Goal of the exercise:
Pick up the BlogBackupOnline Q&A below where it stops, continuing in the same format.

Source extract:
I’ll try to answer your questions as well:

1 it shows how many posts and comments but not how many pictures (and actually, somewhere along the line, it quit reporting comments).

ANSWER - I’ve put this as a feature request to show how many pictures it’s backed up. If it doesn’t report comments or blogs found, that should mean it found zero. I’ll put a feature request as well to change this, since I can see how it would be confusing.

2 It says it is free for now while in beta, but approx how much will it cost in the future? I could not find a price on any ofthe products you offer, they all said to contact sales which makes me think it must be expensive

ANSWER - We are hoping to offer BlogBackupOnline for free as long as possible. I don’t foresee charging for it anytime soon. It is actually quite expensive to maintain for us, $698 per month hosting cost because it requires raid drives, tape backups, redundant network connections, class A hosting space, etc… in order to ensure the content is truly protected. If we did need to charge, we would likely charge $5-$10 per month. We also develop business products that have nothing to do with BlogBackupOnline. If those are successful, BlogBackupOnline should remain free indefinitely. Of course, many of the features you are request are slow to be implemented because we don’t charge for it which is a good point for offering a paid version.

3 it would be nice to be able to restore from and to a certain date, especially with the 50 post limitation in Blogger (and possibly in other blog engines)

ANSWER - great feature request. I’ll see if I can implement something like that.

4 it didn’t restore my tags/labels and I wonder if it would have if I was going blogger to blogger or any of the same type. (the answer was no after I tried it)

ANSWER - right now it doesn’t restore tags/labels (even from blogger to blogger). That’s been on the feature enhancement list for a while, so I hope to get to that soon.

5 my social networking and bookmarks icons on bottom of each post copied over and works, but points to my original blog. I can understand why, but it does still create a problem.

Study material:
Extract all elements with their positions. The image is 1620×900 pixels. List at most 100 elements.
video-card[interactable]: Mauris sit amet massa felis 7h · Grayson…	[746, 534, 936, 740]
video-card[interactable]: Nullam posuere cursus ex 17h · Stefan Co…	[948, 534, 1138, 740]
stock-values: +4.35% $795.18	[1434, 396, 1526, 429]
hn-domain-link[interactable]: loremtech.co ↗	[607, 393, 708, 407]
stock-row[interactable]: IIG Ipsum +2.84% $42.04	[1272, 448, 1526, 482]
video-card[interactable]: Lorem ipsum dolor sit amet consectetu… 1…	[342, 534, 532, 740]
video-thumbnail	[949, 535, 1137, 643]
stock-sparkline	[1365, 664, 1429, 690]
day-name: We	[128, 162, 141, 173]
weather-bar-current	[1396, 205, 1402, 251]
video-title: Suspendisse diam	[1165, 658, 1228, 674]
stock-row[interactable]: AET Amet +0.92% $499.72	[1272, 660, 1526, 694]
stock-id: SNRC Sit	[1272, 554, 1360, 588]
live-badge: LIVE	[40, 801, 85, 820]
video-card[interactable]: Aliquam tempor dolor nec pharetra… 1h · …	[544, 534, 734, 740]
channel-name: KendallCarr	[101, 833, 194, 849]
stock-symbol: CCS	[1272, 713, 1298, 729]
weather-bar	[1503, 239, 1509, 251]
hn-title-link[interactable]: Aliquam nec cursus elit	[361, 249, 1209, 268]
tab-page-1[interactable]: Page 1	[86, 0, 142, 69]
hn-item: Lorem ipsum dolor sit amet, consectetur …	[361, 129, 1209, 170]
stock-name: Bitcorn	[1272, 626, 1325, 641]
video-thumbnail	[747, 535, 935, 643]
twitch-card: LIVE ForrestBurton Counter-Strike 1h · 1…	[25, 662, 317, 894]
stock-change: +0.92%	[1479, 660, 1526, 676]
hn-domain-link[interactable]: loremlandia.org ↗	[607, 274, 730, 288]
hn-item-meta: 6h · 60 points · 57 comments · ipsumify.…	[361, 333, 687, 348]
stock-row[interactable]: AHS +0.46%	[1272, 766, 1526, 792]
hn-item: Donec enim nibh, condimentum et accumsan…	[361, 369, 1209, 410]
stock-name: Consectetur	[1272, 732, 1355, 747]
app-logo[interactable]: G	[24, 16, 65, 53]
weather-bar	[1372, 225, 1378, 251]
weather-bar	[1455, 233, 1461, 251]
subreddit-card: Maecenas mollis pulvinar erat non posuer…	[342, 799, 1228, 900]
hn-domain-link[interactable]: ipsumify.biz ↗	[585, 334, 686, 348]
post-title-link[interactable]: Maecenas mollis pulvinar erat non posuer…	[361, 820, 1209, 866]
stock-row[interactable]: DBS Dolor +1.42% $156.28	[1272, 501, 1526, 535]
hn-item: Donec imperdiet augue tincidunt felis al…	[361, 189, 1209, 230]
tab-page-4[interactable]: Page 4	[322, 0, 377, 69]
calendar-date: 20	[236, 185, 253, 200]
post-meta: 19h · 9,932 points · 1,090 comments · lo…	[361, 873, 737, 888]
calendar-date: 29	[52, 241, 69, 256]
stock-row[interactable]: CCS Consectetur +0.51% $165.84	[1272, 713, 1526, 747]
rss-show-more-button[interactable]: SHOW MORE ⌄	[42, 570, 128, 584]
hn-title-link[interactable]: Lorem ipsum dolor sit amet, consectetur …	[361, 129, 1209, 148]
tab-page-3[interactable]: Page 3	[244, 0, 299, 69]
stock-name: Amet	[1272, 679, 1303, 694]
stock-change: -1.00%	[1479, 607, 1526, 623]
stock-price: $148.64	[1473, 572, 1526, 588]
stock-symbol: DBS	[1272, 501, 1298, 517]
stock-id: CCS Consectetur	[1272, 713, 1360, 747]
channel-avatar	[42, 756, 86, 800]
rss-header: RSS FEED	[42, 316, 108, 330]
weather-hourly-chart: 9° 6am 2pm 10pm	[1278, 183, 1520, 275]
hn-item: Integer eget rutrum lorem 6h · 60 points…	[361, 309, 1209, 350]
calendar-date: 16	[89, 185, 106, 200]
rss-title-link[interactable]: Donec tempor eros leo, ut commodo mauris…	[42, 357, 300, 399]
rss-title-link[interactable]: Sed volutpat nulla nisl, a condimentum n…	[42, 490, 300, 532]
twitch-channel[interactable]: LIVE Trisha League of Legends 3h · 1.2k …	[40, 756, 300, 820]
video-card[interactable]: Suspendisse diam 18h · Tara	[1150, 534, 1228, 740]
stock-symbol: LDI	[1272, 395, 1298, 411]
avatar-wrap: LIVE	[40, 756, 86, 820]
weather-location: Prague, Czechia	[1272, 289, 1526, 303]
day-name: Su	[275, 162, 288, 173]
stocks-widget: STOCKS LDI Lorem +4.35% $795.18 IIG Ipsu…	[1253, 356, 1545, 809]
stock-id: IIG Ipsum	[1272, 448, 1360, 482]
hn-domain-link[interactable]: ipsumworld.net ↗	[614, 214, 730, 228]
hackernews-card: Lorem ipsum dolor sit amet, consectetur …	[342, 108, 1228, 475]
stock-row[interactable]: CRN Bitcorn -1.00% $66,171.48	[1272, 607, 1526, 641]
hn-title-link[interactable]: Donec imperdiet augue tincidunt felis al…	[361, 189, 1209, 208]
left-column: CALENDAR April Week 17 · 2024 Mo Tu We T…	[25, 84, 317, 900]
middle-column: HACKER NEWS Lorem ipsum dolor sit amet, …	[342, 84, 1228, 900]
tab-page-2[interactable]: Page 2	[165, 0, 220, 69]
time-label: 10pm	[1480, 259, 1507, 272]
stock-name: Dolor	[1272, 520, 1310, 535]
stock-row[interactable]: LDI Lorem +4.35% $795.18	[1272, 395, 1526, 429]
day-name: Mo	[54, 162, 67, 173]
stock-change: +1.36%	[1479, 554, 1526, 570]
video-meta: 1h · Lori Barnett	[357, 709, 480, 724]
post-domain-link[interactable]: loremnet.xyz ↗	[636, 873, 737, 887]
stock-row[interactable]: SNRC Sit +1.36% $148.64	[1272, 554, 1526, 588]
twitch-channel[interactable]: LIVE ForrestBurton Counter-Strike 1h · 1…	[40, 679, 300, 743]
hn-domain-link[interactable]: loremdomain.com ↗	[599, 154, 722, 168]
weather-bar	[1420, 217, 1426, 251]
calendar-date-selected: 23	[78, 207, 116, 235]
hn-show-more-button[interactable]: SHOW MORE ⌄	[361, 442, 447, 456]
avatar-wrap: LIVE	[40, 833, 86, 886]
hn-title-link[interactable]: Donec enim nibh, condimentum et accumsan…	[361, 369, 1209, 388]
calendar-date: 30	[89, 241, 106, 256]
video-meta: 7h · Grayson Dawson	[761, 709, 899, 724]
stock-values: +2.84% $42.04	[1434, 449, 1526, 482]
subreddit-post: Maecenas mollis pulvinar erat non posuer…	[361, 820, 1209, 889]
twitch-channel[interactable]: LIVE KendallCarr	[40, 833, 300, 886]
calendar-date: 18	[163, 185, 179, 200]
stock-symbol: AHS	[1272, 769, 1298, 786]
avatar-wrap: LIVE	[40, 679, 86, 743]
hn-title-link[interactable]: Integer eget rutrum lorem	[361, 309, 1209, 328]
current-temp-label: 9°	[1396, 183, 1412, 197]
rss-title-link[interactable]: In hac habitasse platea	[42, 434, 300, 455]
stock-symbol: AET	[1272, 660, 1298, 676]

Solved exercise:
ANSWER - yes, I agree this is not ideal. I’ll look at various enhancements to replace links to the old website with links to the new website. Probable won’t happen quickly given the complexity.

6 when I click on content for my blog, I only see the last 10 posts and there is no way to scroll down through my earlier posts.

ANSWER - Your not the first person to encounter this problem. I made an adjustment to the pagination control. I hope that helps.

7 it is confusing on the restore screen when it shows nothing in the box on the ‘what entries do you want to restore’ screen. It seems like there is nothing to restore. I figured out that I needed to ‘load blog entries’ but it would be much less confusing if they loaded when I entered that screen.

ANSWER - Yes, I can understand the confusion. If you have a page with many entries, loading when the page opens can be a major head ache, which is why it doesn’t load upon opening the screen. I’ll take another look and determine a better/clearer way to handle.

8 on the ‘what entries do you want to restore’ screen, it would be useful if there is a limit on a blog engine as to how many posts can be restored each day, to state that on the page and to give an error if more than that number of posts were selected.

ANSWER - Great suggestions. I’ll put this on the short list - shouldn’t be to complicated to add but I couldn’t get to this weekend.

9 the restore screen says NOTE: The major blog platforms do not support restoring comments. The comments we have backed up will be added to the end of the post’s text. But WordPress imports posts, comments, custom fields, pages, and categories from a WordPress export file and posts, comments, and users from a Blogger blog and posts and comments from a Movable Type or Typepad blog

ANSWER - Yes, Wordpress can import those. We are limited to using the APIs like Metaweblogs which doesn’t expose these capabilities. I’ll look at other features time permitting, but I’m afraid without major rework its still quite difficult. Perhaps WordPress 2.3 (just released) has some capabilities built into the API these days.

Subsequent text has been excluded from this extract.